The listing below should be written out exactly; please include all of it.

begin

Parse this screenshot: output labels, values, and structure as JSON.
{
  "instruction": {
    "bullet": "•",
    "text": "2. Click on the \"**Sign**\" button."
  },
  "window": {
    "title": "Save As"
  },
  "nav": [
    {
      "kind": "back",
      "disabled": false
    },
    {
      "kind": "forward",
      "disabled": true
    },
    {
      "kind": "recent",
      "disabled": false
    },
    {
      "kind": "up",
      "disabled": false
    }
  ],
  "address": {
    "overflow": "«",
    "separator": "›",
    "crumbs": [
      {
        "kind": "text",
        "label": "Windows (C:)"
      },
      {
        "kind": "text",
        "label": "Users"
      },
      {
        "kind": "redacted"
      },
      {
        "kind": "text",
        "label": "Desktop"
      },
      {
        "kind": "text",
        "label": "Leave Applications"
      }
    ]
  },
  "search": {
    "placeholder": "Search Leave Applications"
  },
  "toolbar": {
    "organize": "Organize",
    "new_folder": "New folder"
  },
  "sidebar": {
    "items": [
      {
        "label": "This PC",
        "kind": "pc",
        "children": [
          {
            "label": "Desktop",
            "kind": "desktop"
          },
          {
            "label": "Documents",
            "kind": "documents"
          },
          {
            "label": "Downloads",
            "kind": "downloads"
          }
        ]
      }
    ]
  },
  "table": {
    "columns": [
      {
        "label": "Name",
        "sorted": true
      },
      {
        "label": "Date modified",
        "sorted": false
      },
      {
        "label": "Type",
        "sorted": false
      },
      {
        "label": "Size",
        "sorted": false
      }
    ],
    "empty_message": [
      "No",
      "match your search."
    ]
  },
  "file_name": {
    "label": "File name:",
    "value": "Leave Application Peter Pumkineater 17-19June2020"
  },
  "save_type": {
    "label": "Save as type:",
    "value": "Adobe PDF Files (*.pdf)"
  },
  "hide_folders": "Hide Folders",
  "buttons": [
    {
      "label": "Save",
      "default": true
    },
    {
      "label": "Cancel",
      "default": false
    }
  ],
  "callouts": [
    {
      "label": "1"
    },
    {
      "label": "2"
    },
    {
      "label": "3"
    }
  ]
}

end

The solution:
Parse this screenshot: output labels, values, and structure as JSON.
{
  "instruction": {
    "bullet": "•",
    "text": "2. Click on the \"**Sign**\" button."
  },
  "window": {
    "title": "Save As"
  },
  "nav": [
    {
      "kind": "back",
      "disabled": false
    },
    {
      "kind": "forward",
      "disabled": true
    },
    {
      "kind": "recent",
      "disabled": false
    },
    {
      "kind": "up",
      "disabled": false
    }
  ],
  "address": {
    "overflow": "«",
    "separator": "›",
    "crumbs": [
      {
        "kind": "text",
        "label": "Windows (C:)"
      },
      {
        "kind": "text",
        "label": "Users"
      },
      {
        "kind": "redacted"
      },
      {
        "kind": "text",
        "label": "Desktop"
      },
      {
        "kind": "text",
        "label": "Leave Applications"
      }
    ]
  },
  "search": {
    "placeholder": "Search Leave Applications"
  },
  "toolbar": {
    "organize": "Organize",
    "new_folder": "New folder"
  },
  "sidebar": {
    "items": [
      {
        "label": "This PC",
        "kind": "pc",
        "children": [
          {
            "label": "Desktop",
            "kind": "desktop"
          },
          {
            "label": "Documents",
            "kind": "documents"
          },
          {
            "label": "Downloads",
            "kind": "downloads"
          }
        ]
      }
    ]
  },
  "table": {
    "columns": [
      {
        "label": "Name",
        "sorted": true
      },
      {
        "label": "Date modified",
        "sorted": false
      },
      {
        "label": "Type",
        "sorted": false
      },
      {
        "label": "Size",
        "sorted": false
      }
    ],
    "empty_message": [
      "No",
      "match your search."
    ]
  },
  "file_name": {
    "label": "File name:",
    "value": "Leave Application Peter Pumkineater 17-19June2020"
  },
  "save_type": {
    "label": "Save as type:",
    "value": "Adobe PDF Files (*.pdf)"
  },
  "hide_folders": "Hide Folders",
  "buttons": [
    {
      "label": "Save",
      "default": true
    },
    {
      "label": "Cancel",
      "default": false
    }
  ],
  "callouts": [
    {
      "label": "1"
    },
    {
      "label": "2"
    },
    {
      "label": "3"
    }
  ]
}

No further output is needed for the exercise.